-- start Supplied entries --

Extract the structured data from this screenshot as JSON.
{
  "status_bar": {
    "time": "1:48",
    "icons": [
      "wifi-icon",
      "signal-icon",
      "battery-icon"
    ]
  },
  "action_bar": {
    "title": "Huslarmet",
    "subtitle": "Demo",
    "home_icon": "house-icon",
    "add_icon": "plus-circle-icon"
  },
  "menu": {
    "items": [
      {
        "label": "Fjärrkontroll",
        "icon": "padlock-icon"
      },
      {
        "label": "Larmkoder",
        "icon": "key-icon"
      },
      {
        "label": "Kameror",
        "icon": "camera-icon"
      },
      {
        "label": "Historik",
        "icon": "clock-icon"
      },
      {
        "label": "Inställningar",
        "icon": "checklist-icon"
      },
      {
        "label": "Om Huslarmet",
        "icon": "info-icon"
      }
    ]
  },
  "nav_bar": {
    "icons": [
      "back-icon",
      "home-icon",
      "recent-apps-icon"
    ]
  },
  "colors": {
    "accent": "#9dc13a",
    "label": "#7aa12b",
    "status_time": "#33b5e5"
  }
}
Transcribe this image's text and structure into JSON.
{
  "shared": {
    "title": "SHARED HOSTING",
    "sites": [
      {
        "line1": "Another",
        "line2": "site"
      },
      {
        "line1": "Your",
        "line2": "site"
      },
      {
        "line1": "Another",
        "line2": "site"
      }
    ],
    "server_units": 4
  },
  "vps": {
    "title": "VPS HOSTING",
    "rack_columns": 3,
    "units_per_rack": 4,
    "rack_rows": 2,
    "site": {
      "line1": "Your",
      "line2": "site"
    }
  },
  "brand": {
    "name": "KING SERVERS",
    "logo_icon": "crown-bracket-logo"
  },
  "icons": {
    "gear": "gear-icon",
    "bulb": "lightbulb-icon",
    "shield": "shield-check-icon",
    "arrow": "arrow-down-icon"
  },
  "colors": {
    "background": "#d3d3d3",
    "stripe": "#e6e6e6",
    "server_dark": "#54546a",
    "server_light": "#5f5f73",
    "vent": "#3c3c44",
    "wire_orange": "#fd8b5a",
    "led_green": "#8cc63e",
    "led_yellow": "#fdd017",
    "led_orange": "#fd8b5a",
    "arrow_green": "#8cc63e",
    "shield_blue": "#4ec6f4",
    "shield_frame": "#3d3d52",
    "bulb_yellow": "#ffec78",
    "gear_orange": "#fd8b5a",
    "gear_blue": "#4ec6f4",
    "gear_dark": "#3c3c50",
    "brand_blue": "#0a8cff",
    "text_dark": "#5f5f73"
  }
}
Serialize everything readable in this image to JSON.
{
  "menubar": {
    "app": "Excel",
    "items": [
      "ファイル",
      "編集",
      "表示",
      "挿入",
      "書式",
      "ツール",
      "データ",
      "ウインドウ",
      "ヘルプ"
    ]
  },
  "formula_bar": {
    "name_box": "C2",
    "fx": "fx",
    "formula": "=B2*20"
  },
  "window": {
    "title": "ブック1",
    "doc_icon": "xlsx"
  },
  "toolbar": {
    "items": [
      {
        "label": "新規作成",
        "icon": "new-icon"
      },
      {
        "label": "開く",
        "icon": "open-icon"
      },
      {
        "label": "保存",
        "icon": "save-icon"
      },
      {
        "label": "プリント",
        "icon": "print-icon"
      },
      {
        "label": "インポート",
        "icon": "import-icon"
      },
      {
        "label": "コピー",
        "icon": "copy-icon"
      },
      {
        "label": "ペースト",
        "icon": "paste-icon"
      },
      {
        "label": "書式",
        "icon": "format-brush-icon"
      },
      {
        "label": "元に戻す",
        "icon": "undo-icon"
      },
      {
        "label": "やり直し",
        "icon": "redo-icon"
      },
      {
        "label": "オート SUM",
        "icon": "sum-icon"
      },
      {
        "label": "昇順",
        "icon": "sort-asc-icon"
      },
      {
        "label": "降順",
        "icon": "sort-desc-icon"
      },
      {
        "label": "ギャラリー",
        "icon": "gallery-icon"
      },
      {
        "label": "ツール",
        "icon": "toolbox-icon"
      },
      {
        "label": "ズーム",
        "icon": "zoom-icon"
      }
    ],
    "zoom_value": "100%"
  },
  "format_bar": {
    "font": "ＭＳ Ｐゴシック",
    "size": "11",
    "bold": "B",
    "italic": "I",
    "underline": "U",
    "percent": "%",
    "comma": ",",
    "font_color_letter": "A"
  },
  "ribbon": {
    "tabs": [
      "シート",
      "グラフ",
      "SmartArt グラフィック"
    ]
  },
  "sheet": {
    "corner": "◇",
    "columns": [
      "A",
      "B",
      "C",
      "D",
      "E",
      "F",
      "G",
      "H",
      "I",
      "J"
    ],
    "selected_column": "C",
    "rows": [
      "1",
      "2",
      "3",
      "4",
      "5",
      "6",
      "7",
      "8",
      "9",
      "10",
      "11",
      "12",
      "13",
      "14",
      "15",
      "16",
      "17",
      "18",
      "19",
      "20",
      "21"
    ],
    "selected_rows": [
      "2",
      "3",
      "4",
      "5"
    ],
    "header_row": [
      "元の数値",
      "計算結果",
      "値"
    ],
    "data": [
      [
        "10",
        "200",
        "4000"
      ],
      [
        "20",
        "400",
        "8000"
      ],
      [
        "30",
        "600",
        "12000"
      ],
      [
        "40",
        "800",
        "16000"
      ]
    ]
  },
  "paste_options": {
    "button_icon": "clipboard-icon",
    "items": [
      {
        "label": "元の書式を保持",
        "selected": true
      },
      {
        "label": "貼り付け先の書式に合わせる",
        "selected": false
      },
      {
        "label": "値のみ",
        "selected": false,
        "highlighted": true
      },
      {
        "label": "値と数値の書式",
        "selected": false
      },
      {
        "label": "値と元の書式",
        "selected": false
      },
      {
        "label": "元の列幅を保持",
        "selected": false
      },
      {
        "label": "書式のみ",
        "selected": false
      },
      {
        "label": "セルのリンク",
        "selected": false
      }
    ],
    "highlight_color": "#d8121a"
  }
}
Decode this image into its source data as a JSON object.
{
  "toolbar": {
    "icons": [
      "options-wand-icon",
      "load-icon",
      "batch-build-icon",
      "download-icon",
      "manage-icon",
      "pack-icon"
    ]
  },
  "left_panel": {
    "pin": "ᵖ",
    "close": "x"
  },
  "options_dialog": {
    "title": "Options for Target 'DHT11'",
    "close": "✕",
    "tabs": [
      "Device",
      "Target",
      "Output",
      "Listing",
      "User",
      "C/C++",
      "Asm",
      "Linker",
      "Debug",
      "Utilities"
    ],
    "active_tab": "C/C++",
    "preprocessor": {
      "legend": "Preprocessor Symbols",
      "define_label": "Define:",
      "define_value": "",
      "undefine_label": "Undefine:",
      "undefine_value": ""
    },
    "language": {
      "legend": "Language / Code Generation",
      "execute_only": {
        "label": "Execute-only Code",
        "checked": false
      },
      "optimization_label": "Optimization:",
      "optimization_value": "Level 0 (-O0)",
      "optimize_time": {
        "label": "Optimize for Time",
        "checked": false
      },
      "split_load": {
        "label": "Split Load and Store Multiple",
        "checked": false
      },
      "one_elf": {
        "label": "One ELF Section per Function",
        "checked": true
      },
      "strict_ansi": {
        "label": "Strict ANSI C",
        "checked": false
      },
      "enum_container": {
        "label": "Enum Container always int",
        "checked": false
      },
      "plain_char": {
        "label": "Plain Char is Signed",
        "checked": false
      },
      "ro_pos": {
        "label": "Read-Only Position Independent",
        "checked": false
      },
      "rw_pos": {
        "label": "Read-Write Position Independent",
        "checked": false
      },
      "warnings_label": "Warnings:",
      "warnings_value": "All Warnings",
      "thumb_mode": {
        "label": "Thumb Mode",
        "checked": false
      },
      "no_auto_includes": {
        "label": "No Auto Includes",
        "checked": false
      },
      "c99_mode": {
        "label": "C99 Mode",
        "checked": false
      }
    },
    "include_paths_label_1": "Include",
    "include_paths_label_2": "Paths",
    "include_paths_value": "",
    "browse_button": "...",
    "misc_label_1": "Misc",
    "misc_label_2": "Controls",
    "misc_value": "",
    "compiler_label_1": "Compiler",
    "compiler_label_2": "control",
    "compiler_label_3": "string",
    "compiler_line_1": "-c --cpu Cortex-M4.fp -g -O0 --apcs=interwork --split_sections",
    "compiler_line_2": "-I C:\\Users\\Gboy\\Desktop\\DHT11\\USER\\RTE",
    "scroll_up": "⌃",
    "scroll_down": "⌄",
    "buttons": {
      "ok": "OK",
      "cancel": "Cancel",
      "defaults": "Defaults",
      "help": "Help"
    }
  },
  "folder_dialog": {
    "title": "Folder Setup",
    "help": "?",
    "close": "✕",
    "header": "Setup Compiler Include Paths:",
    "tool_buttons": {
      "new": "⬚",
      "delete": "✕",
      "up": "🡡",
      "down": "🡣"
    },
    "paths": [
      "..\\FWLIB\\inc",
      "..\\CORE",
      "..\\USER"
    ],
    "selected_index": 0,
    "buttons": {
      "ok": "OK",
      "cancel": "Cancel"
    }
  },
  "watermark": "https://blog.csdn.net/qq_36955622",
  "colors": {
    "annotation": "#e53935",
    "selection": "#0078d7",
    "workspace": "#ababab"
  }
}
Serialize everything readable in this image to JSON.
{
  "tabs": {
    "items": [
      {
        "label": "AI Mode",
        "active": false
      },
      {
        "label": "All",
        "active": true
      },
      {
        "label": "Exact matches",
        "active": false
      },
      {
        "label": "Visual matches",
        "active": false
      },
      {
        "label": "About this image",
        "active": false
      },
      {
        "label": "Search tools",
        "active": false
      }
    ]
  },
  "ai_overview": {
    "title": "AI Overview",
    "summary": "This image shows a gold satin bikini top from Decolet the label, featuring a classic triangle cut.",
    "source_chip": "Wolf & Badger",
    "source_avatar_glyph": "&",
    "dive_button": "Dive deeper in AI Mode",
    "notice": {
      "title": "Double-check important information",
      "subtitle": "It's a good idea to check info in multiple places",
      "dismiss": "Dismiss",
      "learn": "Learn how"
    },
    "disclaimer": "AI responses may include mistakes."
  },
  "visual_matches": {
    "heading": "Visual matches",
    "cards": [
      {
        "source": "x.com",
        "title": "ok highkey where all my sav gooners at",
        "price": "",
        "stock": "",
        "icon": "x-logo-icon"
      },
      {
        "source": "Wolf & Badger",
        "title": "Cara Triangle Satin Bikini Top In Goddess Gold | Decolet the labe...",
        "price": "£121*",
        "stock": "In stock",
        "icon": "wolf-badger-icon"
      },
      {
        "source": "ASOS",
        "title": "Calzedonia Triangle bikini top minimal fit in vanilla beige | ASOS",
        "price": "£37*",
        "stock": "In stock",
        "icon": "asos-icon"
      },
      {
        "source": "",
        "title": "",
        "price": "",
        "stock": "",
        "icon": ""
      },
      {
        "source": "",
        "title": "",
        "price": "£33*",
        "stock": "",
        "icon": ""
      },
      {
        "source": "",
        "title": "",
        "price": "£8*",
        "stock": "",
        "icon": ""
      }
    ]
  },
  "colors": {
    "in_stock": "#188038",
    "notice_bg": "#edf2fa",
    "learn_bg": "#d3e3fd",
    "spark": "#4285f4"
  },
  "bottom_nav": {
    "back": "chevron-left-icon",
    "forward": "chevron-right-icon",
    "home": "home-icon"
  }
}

-- end Supplied entries --

Search the entries for the word "Huslarmet", then gather every line that has it.

### Worked answer
    "title": "Huslarmet",
        "label": "Om Huslarmet",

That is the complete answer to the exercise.